=== MATERIAL FOR THIS TASK ===

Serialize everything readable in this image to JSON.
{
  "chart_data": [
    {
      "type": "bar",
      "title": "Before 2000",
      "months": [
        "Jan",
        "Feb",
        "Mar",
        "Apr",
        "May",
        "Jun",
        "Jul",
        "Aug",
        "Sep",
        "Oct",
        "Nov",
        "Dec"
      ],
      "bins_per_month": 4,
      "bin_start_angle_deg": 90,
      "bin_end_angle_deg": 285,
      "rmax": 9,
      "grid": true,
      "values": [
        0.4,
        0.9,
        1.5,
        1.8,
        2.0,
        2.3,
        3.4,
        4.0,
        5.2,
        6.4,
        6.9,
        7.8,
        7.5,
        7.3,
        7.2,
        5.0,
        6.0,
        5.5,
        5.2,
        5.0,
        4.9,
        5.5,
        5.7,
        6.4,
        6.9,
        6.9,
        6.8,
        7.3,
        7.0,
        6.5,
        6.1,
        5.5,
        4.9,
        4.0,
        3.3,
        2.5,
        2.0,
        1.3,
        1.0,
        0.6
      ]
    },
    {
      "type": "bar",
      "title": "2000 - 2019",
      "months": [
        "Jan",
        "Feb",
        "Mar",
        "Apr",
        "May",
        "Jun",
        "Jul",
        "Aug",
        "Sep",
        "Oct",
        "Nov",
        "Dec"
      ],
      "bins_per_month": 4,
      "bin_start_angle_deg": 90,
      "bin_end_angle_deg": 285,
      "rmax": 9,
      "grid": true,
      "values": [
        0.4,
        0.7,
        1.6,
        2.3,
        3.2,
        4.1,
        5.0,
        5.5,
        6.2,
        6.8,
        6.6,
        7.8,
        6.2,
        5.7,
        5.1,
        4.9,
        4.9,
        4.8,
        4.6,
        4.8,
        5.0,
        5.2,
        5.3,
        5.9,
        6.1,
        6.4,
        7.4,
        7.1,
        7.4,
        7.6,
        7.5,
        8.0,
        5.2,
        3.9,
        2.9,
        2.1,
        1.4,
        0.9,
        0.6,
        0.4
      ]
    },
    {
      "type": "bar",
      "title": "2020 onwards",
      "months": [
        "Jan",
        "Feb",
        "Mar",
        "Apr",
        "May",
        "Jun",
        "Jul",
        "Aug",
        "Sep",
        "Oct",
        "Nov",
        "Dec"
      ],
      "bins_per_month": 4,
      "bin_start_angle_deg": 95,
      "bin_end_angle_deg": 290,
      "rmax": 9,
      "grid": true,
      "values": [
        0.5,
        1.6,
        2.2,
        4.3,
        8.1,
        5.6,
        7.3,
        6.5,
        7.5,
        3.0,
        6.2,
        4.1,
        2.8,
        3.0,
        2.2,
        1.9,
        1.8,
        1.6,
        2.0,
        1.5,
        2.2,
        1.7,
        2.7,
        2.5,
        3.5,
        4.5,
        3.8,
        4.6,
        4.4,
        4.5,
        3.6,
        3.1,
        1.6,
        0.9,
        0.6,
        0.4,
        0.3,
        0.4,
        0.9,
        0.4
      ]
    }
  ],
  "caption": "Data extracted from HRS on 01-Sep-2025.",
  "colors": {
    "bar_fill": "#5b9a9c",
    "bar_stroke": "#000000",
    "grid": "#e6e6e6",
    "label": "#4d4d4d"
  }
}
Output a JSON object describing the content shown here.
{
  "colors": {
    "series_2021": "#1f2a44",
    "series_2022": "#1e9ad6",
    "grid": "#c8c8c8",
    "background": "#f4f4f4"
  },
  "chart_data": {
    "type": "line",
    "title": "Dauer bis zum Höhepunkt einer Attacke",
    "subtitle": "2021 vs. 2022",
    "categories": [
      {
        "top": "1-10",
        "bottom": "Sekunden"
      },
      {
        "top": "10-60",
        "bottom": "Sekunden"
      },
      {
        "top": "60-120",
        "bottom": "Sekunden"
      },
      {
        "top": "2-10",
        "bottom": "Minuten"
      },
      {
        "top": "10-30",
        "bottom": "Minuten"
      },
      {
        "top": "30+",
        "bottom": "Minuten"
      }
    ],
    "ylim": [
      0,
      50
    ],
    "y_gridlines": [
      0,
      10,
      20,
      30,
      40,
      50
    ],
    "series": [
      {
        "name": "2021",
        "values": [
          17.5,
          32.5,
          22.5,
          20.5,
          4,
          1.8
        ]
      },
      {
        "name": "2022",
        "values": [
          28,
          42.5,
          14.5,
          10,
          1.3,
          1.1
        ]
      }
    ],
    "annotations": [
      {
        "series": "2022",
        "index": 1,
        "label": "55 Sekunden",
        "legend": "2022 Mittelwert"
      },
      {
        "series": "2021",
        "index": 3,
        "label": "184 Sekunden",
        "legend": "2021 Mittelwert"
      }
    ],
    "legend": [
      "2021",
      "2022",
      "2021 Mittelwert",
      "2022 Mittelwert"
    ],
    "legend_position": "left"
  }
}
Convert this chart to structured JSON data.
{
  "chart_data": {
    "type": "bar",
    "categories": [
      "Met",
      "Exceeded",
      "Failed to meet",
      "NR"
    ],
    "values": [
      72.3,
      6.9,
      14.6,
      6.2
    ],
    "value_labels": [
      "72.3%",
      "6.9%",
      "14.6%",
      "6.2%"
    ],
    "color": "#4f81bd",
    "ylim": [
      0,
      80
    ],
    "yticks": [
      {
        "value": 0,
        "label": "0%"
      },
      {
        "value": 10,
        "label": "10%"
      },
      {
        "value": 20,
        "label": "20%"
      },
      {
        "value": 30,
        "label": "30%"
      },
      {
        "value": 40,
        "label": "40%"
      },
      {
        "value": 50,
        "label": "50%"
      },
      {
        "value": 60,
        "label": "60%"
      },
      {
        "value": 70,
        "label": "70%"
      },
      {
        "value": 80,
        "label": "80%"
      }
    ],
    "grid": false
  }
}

===

JOB
Pick each line holding the word "JSON" out of the data and copy it.

ANSWER TO THE PROBLEM
Serialize everything readable in this image to JSON.
Output a JSON object describing the content shown here.
Convert this chart to structured JSON data.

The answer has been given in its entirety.